[begin Data lines]

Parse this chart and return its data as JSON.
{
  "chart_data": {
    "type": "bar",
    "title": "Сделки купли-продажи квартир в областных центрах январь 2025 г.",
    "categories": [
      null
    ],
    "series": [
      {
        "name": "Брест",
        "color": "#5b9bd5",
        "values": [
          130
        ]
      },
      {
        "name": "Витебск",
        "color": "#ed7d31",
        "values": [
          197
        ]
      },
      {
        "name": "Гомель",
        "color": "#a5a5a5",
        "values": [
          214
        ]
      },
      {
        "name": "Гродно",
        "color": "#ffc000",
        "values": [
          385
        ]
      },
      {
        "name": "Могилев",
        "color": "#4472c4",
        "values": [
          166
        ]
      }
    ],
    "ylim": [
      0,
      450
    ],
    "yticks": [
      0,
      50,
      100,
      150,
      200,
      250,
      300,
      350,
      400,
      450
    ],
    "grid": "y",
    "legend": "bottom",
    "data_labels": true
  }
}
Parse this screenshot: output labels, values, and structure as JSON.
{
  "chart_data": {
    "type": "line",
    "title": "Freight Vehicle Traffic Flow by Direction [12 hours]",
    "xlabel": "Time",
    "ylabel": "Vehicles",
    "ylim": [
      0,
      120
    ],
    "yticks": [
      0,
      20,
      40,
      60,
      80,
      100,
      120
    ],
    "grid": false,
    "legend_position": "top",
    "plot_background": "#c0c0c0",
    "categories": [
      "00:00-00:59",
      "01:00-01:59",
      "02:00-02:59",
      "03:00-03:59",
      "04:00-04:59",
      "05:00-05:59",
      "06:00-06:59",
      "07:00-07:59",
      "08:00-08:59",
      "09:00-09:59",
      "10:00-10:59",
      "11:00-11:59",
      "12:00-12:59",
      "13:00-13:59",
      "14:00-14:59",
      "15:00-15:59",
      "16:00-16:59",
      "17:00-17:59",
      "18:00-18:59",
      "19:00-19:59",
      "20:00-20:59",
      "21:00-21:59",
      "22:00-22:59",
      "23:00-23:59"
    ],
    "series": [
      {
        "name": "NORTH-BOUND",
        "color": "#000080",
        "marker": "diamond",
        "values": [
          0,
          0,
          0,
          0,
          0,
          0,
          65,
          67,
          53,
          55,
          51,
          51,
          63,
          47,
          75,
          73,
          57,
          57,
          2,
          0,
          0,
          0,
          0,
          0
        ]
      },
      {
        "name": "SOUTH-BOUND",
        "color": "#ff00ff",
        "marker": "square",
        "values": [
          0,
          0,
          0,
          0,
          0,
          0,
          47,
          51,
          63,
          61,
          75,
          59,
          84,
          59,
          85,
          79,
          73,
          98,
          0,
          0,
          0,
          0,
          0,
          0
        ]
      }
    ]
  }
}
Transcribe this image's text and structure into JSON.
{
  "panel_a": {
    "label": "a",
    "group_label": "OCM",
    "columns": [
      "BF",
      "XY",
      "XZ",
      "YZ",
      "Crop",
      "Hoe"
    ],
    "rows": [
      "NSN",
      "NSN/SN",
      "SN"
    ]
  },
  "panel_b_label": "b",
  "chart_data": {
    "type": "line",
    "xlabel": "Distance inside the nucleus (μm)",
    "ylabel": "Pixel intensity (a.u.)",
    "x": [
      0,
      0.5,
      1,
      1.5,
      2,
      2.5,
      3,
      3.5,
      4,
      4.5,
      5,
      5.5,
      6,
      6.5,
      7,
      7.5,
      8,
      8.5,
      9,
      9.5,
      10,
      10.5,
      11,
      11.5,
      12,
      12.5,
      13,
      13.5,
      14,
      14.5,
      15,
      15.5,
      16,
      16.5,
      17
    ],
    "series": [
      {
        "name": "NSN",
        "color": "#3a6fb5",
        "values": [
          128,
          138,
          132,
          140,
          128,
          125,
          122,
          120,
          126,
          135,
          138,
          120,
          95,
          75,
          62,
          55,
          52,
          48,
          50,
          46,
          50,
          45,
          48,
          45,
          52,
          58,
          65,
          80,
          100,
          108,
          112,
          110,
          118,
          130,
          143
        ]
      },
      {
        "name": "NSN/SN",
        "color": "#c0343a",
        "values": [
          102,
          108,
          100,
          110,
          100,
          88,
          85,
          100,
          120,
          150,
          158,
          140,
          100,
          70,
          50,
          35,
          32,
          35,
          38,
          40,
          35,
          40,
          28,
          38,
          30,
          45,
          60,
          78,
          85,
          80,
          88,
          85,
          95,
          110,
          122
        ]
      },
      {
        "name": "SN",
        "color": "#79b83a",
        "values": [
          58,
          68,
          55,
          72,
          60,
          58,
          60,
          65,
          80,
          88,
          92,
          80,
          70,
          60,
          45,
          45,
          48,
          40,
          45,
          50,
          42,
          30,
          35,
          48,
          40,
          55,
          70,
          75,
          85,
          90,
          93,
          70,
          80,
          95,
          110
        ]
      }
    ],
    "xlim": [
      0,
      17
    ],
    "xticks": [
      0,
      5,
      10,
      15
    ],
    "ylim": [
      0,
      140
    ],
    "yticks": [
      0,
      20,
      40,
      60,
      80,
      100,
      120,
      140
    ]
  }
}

[end Data lines]

Your task:
Extract the data in full. Keep it word for word.

Exercise response:
Parse this chart and return its data as JSON.
{
  "chart_data": {
    "type": "bar",
    "title": "Сделки купли-продажи квартир в областных центрах январь 2025 г.",
    "categories": [
      null
    ],
    "series": [
      {
        "name": "Брест",
        "color": "#5b9bd5",
        "values": [
          130
        ]
      },
      {
        "name": "Витебск",
        "color": "#ed7d31",
        "values": [
          197
        ]
      },
      {
        "name": "Гомель",
        "color": "#a5a5a5",
        "values": [
          214
        ]
      },
      {
        "name": "Гродно",
        "color": "#ffc000",
        "values": [
          385
        ]
      },
      {
        "name": "Могилев",
        "color": "#4472c4",
        "values": [
          166
        ]
      }
    ],
    "ylim": [
      0,
      450
    ],
    "yticks": [
      0,
      50,
      100,
      150,
      200,
      250,
      300,
      350,
      400,
      450
    ],
    "grid": "y",
    "legend": "bottom",
    "data_labels": true
  }
}
Parse this screenshot: output labels, values, and structure as JSON.
{
  "chart_data": {
    "type": "line",
    "title": "Freight Vehicle Traffic Flow by Direction [12 hours]",
    "xlabel": "Time",
    "ylabel": "Vehicles",
    "ylim": [
      0,
      120
    ],
    "yticks": [
      0,
      20,
      40,
      60,
      80,
      100,
      120
    ],
    "grid": false,
    "legend_position": "top",
    "plot_background": "#c0c0c0",
    "categories": [
      "00:00-00:59",
      "01:00-01:59",
      "02:00-02:59",
      "03:00-03:59",
      "04:00-04:59",
      "05:00-05:59",
      "06:00-06:59",
      "07:00-07:59",
      "08:00-08:59",
      "09:00-09:59",
      "10:00-10:59",
      "11:00-11:59",
      "12:00-12:59",
      "13:00-13:59",
      "14:00-14:59",
      "15:00-15:59",
      "16:00-16:59",
      "17:00-17:59",
      "18:00-18:59",
      "19:00-19:59",
      "20:00-20:59",
      "21:00-21:59",
      "22:00-22:59",
      "23:00-23:59"
    ],
    "series": [
      {
        "name": "NORTH-BOUND",
        "color": "#000080",
        "marker": "diamond",
        "values": [
          0,
          0,
          0,
          0,
          0,
          0,
          65,
          67,
          53,
          55,
          51,
          51,
          63,
          47,
          75,
          73,
          57,
          57,
          2,
          0,
          0,
          0,
          0,
          0
        ]
      },
      {
        "name": "SOUTH-BOUND",
        "color": "#ff00ff",
        "marker": "square",
        "values": [
          0,
          0,
          0,
          0,
          0,
          0,
          47,
          51,
          63,
          61,
          75,
          59,
          84,
          59,
          85,
          79,
          73,
          98,
          0,
          0,
          0,
          0,
          0,
          0
        ]
      }
    ]
  }
}
Transcribe this image's text and structure into JSON.
{
  "panel_a": {
    "label": "a",
    "group_label": "OCM",
    "columns": [
      "BF",
      "XY",
      "XZ",
      "YZ",
      "Crop",
      "Hoe"
    ],
    "rows": [
      "NSN",
      "NSN/SN",
      "SN"
    ]
  },
  "panel_b_label": "b",
  "chart_data": {
    "type": "line",
    "xlabel": "Distance inside the nucleus (μm)",
    "ylabel": "Pixel intensity (a.u.)",
    "x": [
      0,
      0.5,
      1,
      1.5,
      2,
      2.5,
      3,
      3.5,
      4,
      4.5,
      5,
      5.5,
      6,
      6.5,
      7,
      7.5,
      8,
      8.5,
      9,
      9.5,
      10,
      10.5,
      11,
      11.5,
      12,
      12.5,
      13,
      13.5,
      14,
      14.5,
      15,
      15.5,
      16,
      16.5,
      17
    ],
    "series": [
      {
        "name": "NSN",
        "color": "#3a6fb5",
        "values": [
          128,
          138,
          132,
          140,
          128,
          125,
          122,
          120,
          126,
          135,
          138,
          120,
          95,
          75,
          62,
          55,
          52,
          48,
          50,
          46,
          50,
          45,
          48,
          45,
          52,
          58,
          65,
          80,
          100,
          108,
          112,
          110,
          118,
          130,
          143
        ]
      },
      {
        "name": "NSN/SN",
        "color": "#c0343a",
        "values": [
          102,
          108,
          100,
          110,
          100,
          88,
          85,
          100,
          120,
          150,
          158,
          140,
          100,
          70,
          50,
          35,
          32,
          35,
          38,
          40,
          35,
          40,
          28,
          38,
          30,
          45,
          60,
          78,
          85,
          80,
          88,
          85,
          95,
          110,
          122
        ]
      },
      {
        "name": "SN",
        "color": "#79b83a",
        "values": [
          58,
          68,
          55,
          72,
          60,
          58,
          60,
          65,
          80,
          88,
          92,
          80,
          70,
          60,
          45,
          45,
          48,
          40,
          45,
          50,
          42,
          30,
          35,
          48,
          40,
          55,
          70,
          75,
          85,
          90,
          93,
          70,
          80,
          95,
          110
        ]
      }
    ],
    "xlim": [
      0,
      17
    ],
    "xticks": [
      0,
      5,
      10,
      15
    ],
    "ylim": [
      0,
      140
    ],
    "yticks": [
      0,
      20,
      40,
      60,
      80,
      100,
      120,
      140
    ]
  }
}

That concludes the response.